**INSTRUCTIONS TO FOLLOW**. Select the lines of the records containing the word "true" and list them.

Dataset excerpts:
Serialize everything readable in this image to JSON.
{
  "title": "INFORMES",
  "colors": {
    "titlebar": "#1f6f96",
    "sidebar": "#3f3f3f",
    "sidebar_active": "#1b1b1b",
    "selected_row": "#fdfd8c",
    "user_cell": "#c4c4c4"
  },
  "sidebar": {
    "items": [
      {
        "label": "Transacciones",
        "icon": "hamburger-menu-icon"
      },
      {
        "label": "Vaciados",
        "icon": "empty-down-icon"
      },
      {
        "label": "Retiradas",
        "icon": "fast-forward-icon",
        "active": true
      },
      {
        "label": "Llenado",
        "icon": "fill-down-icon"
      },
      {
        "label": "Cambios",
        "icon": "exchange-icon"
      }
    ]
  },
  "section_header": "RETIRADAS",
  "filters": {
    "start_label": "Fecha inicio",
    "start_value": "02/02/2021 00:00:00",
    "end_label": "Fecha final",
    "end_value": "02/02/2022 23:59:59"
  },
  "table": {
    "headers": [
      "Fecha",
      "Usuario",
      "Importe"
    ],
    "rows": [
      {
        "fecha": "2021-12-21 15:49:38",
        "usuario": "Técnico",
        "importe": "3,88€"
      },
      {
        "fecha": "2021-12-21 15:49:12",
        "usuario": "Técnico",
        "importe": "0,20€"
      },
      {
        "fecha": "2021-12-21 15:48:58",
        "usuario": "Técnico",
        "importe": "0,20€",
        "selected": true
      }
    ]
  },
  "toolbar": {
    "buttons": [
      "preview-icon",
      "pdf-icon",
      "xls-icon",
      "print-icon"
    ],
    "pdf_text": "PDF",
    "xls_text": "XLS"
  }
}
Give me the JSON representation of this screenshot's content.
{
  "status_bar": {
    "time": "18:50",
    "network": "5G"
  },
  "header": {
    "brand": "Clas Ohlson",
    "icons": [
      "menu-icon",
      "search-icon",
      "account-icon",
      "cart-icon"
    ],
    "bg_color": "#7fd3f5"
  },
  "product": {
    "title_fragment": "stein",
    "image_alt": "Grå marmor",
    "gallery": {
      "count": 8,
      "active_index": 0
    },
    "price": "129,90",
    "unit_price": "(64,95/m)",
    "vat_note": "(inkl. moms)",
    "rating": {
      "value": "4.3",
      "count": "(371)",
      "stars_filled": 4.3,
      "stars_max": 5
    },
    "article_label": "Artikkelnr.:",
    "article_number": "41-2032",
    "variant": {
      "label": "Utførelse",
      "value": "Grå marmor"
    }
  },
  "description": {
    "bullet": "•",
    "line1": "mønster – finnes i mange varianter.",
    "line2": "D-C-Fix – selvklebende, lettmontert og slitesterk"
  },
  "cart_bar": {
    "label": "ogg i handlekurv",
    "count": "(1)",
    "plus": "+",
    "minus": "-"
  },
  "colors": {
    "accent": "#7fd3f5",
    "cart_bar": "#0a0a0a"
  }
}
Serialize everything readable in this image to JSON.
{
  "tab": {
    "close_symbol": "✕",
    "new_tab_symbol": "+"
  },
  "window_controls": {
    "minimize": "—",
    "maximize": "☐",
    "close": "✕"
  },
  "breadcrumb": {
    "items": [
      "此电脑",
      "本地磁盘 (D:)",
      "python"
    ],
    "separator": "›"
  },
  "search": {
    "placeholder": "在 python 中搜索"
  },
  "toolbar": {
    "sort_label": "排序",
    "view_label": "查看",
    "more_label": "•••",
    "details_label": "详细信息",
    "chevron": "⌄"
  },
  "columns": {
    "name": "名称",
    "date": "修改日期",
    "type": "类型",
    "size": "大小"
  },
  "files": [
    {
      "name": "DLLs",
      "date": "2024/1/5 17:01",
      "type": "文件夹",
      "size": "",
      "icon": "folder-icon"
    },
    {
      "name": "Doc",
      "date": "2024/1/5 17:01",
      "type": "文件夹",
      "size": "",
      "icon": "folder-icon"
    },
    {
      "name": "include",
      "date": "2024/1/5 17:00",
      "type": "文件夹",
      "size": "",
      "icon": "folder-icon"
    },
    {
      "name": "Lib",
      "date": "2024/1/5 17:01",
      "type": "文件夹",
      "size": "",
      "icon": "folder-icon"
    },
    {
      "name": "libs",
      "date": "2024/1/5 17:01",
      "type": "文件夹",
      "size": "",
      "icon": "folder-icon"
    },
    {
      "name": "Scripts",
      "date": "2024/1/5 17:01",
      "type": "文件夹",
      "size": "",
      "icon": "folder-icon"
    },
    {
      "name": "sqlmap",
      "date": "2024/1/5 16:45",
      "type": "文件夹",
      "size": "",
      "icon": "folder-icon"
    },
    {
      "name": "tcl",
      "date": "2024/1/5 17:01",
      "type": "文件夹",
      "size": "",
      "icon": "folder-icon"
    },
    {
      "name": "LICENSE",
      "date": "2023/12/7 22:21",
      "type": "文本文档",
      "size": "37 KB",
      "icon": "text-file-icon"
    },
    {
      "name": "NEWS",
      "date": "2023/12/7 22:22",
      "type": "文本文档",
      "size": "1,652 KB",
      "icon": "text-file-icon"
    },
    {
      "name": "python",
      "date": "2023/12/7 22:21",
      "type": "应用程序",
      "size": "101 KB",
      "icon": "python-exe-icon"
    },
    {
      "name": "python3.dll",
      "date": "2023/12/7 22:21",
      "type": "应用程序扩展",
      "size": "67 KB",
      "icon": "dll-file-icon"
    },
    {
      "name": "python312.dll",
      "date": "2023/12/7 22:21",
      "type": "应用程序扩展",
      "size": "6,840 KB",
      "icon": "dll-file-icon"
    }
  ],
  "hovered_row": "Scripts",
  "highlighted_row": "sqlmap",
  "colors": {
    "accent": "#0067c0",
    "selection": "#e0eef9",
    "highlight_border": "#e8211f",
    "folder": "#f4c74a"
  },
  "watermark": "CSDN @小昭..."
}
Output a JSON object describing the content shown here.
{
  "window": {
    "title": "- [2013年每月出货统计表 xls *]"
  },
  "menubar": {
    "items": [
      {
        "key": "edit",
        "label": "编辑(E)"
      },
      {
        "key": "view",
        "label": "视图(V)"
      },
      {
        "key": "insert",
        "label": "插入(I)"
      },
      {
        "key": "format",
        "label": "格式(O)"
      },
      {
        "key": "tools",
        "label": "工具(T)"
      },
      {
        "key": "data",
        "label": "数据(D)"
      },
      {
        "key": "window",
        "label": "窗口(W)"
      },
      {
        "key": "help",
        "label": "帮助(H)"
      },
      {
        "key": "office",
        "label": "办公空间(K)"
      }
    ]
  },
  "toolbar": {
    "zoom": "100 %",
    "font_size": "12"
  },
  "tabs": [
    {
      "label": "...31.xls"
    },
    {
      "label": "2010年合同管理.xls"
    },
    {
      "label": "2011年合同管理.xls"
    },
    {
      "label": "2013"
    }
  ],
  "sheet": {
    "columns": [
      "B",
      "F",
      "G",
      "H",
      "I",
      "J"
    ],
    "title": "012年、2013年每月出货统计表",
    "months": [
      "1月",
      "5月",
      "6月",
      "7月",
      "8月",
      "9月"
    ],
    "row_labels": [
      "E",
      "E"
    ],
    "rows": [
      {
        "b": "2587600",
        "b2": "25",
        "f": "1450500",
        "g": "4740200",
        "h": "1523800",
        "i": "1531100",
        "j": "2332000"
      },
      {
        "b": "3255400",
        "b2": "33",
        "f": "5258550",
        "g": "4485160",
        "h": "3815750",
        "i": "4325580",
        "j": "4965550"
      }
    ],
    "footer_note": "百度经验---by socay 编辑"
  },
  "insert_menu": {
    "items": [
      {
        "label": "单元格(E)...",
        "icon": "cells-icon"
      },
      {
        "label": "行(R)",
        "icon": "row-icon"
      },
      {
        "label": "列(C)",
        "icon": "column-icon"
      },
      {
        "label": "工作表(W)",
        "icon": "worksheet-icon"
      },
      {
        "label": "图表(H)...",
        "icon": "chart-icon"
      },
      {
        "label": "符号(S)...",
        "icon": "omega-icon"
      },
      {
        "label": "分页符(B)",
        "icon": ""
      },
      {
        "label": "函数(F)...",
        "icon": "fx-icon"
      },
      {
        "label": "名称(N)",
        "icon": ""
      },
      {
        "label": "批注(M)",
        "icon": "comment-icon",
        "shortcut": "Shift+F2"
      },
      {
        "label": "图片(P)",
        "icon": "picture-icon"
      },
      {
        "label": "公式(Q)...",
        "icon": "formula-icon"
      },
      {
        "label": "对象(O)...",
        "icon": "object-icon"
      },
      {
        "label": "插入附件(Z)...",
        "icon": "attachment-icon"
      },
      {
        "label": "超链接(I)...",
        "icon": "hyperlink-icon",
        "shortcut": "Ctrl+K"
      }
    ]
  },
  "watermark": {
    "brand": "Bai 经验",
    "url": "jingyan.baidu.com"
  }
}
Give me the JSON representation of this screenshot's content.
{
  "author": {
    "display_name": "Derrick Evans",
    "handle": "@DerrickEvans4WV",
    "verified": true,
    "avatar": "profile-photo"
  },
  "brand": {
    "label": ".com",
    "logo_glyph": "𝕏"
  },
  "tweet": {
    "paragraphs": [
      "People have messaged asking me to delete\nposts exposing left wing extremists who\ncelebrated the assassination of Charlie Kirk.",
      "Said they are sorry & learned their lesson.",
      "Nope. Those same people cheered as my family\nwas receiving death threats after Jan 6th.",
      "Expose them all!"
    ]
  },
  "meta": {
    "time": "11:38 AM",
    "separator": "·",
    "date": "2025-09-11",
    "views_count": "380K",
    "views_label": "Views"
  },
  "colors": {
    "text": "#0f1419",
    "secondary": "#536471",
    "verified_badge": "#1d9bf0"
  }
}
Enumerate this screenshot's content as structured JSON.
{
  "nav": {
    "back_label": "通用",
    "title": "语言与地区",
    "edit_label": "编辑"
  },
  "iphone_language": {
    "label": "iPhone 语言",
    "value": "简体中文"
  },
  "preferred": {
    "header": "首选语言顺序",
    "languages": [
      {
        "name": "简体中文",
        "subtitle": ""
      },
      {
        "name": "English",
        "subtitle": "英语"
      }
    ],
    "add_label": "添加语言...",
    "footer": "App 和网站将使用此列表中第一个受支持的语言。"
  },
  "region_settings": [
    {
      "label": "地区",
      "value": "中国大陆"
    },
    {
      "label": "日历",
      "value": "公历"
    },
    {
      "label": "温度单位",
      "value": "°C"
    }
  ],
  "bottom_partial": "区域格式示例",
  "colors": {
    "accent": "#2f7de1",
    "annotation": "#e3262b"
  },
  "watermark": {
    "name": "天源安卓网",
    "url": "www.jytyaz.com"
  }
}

**SOLUTION TO THIS TASK**.
        "active": true
        "selected": true
    "verified": true,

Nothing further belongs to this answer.